Goal: Using the records below, locate all lines containing "this" and return them.

(Items from a data source)
--------
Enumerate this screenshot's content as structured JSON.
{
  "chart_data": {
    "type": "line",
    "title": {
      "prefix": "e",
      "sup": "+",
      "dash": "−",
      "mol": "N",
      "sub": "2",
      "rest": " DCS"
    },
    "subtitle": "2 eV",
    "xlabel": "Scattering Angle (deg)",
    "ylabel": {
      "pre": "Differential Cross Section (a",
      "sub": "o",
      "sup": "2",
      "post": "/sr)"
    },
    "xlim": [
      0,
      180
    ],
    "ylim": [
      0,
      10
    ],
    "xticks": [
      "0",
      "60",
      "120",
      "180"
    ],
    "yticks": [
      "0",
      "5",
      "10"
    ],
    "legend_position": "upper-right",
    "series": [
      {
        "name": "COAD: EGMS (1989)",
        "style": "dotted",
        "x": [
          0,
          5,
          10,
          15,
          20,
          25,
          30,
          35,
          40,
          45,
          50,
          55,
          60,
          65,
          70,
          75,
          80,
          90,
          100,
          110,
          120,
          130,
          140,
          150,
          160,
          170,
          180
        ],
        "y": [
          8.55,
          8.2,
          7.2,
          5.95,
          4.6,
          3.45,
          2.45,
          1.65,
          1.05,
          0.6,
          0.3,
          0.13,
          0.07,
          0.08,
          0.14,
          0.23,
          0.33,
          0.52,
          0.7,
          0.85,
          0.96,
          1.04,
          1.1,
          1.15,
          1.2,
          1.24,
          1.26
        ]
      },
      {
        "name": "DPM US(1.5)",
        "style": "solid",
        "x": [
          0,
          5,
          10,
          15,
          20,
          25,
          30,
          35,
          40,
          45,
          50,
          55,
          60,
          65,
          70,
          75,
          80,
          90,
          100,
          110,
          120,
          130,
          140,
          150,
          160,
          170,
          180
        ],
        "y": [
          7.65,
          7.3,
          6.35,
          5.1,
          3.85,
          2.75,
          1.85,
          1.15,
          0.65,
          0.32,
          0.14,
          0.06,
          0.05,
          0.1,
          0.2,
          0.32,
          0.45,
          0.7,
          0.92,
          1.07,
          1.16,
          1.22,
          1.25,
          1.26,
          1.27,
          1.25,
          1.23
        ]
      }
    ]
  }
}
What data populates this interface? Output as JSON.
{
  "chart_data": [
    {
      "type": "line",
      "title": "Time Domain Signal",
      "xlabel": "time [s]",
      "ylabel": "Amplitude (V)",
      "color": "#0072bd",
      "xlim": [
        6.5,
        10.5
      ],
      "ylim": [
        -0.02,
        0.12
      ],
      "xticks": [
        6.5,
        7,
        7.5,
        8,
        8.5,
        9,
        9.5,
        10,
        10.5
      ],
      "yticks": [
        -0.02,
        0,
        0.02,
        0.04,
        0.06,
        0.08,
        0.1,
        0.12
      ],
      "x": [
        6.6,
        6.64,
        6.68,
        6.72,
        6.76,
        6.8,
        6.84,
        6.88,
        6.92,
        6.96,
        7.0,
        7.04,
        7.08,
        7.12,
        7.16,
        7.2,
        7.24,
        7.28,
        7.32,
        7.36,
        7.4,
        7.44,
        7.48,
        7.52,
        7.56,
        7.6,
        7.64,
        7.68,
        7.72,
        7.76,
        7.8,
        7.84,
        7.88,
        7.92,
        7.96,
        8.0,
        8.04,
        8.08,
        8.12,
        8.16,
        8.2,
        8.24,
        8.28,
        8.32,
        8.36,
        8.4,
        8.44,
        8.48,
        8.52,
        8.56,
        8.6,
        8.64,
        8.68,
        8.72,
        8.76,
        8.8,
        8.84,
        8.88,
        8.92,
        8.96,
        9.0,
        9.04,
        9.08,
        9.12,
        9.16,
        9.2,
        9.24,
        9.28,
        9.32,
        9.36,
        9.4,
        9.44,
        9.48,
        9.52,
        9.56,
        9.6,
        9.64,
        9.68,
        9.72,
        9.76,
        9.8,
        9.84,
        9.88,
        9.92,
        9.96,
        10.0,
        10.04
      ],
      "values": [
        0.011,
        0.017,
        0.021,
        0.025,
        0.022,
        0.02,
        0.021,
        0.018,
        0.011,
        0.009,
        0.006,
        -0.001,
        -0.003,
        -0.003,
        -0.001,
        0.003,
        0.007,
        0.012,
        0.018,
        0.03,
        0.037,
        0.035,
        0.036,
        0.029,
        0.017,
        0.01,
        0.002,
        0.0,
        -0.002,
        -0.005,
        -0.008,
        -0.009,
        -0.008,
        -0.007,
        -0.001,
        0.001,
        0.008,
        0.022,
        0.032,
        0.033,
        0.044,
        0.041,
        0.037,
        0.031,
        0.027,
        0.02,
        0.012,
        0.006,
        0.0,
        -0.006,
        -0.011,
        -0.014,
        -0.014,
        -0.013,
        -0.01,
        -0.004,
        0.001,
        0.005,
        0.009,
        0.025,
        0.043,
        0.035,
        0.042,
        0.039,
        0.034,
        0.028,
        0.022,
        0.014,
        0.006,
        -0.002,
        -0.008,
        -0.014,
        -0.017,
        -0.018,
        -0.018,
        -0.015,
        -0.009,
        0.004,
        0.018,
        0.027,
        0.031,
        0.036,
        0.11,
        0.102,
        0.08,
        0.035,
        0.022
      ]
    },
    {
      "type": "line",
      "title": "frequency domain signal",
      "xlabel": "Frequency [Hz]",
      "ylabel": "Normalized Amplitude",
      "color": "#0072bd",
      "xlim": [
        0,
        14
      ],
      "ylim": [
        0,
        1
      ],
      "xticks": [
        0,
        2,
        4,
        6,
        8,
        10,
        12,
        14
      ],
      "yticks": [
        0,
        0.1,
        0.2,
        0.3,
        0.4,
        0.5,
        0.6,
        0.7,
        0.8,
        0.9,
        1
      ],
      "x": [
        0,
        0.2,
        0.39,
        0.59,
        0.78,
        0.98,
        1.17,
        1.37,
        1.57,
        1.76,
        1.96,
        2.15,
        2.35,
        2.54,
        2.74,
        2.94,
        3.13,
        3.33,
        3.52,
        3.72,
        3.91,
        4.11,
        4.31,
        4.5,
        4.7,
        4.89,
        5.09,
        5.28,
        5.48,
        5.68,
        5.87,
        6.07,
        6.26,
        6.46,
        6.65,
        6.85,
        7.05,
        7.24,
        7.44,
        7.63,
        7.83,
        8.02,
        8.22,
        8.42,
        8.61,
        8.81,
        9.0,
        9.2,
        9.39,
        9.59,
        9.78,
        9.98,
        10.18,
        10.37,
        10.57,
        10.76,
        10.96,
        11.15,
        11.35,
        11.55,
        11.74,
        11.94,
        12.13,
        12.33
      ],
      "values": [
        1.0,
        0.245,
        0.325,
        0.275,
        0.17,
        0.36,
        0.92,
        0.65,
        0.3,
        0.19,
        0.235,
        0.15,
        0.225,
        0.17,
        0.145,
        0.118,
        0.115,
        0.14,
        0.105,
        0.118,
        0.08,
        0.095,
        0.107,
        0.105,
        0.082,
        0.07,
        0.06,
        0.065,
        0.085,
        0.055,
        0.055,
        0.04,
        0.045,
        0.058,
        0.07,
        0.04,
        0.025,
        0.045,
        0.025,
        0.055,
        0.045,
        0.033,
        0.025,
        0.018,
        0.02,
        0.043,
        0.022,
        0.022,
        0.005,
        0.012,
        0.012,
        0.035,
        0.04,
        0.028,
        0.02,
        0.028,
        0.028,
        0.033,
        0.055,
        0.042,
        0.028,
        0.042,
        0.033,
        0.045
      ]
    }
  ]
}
--------
Response:
Enumerate this screenshot's content as structured JSON.
What data populates this interface? Output as JSON.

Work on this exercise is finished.